**What you will do:** Without the pictures, print each of the records below exactly as it appears.
◇ ◇ ◇
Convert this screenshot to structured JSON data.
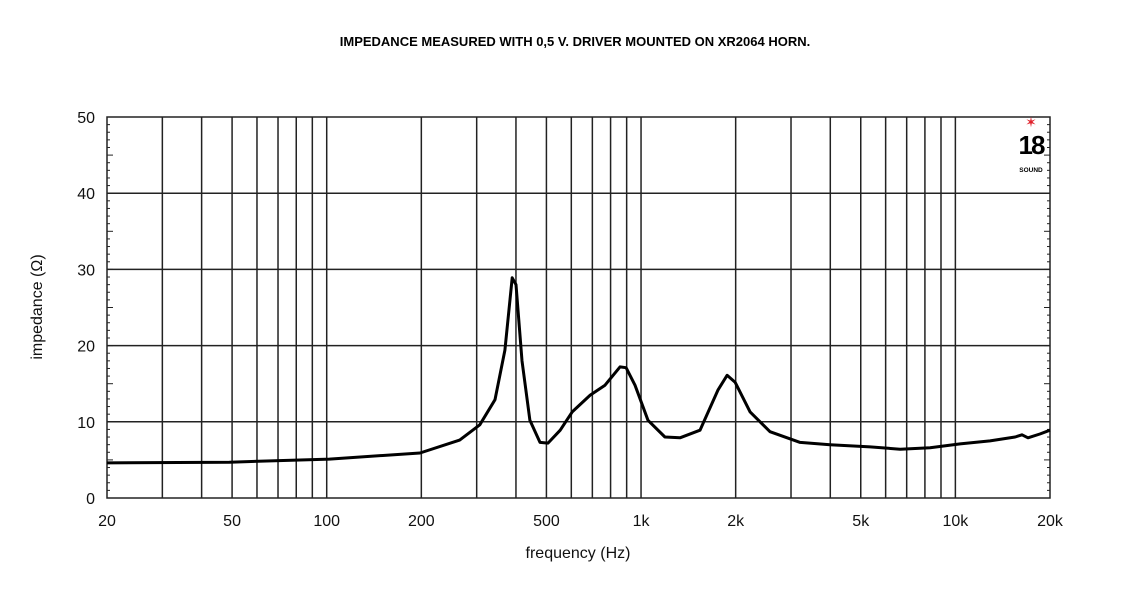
{
  "chart_data": {
    "type": "line",
    "title": "IMPEDANCE MEASURED WITH 0,5 V. DRIVER MOUNTED ON XR2064 HORN.",
    "xlabel": "frequency (Hz)",
    "ylabel": "impedance (Ω)",
    "xscale": "log",
    "xlim": [
      20,
      20000
    ],
    "ylim": [
      0,
      50
    ],
    "grid": true,
    "x_ticks": [
      20,
      50,
      100,
      200,
      500,
      1000,
      2000,
      5000,
      10000,
      20000
    ],
    "x_tick_labels": [
      "20",
      "50",
      "100",
      "200",
      "500",
      "1k",
      "2k",
      "5k",
      "10k",
      "20k"
    ],
    "y_ticks": [
      0,
      10,
      20,
      30,
      40,
      50
    ],
    "y_tick_labels": [
      "0",
      "10",
      "20",
      "30",
      "40",
      "50"
    ],
    "series": [
      {
        "name": "impedance",
        "color": "#000000",
        "x": [
          20,
          49,
          102,
          198,
          265,
          307,
          343,
          369,
          389,
          400,
          418,
          443,
          477,
          506,
          553,
          604,
          689,
          768,
          857,
          896,
          957,
          1052,
          1191,
          1330,
          1540,
          1758,
          1879,
          1991,
          2223,
          2571,
          3206,
          3991,
          5355,
          6670,
          8310,
          10350,
          12890,
          15490,
          16290,
          17020,
          18580,
          20000
        ],
        "y": [
          4.6,
          4.7,
          5.1,
          5.9,
          7.6,
          9.6,
          12.9,
          19.4,
          28.9,
          28.0,
          18.0,
          10.2,
          7.3,
          7.2,
          8.9,
          11.3,
          13.5,
          14.8,
          17.2,
          17.1,
          14.8,
          10.2,
          8.0,
          7.9,
          8.9,
          14.2,
          16.1,
          15.2,
          11.3,
          8.7,
          7.3,
          7.0,
          6.7,
          6.4,
          6.6,
          7.1,
          7.5,
          8.0,
          8.3,
          7.9,
          8.4,
          8.9
        ]
      }
    ],
    "logo": {
      "number": "18",
      "text": "SOUND",
      "star_color": "#e0202a"
    }
  }
}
◇ ◇ ◇
**The response:**
Convert this screenshot to structured JSON data.
{
  "chart_data": {
    "type": "line",
    "title": "IMPEDANCE MEASURED WITH 0,5 V. DRIVER MOUNTED ON XR2064 HORN.",
    "xlabel": "frequency (Hz)",
    "ylabel": "impedance (Ω)",
    "xscale": "log",
    "xlim": [
      20,
      20000
    ],
    "ylim": [
      0,
      50
    ],
    "grid": true,
    "x_ticks": [
      20,
      50,
      100,
      200,
      500,
      1000,
      2000,
      5000,
      10000,
      20000
    ],
    "x_tick_labels": [
      "20",
      "50",
      "100",
      "200",
      "500",
      "1k",
      "2k",
      "5k",
      "10k",
      "20k"
    ],
    "y_ticks": [
      0,
      10,
      20,
      30,
      40,
      50
    ],
    "y_tick_labels": [
      "0",
      "10",
      "20",
      "30",
      "40",
      "50"
    ],
    "series": [
      {
        "name": "impedance",
        "color": "#000000",
        "x": [
          20,
          49,
          102,
          198,
          265,
          307,
          343,
          369,
          389,
          400,
          418,
          443,
          477,
          506,
          553,
          604,
          689,
          768,
          857,
          896,
          957,
          1052,
          1191,
          1330,
          1540,
          1758,
          1879,
          1991,
          2223,
          2571,
          3206,
          3991,
          5355,
          6670,
          8310,
          10350,
          12890,
          15490,
          16290,
          17020,
          18580,
          20000
        ],
        "y": [
          4.6,
          4.7,
          5.1,
          5.9,
          7.6,
          9.6,
          12.9,
          19.4,
          28.9,
          28.0,
          18.0,
          10.2,
          7.3,
          7.2,
          8.9,
          11.3,
          13.5,
          14.8,
          17.2,
          17.1,
          14.8,
          10.2,
          8.0,
          7.9,
          8.9,
          14.2,
          16.1,
          15.2,
          11.3,
          8.7,
          7.3,
          7.0,
          6.7,
          6.4,
          6.6,
          7.1,
          7.5,
          8.0,
          8.3,
          7.9,
          8.4,
          8.9
        ]
      }
    ],
    "logo": {
      "number": "18",
      "text": "SOUND",
      "star_color": "#e0202a"
    }
  }
}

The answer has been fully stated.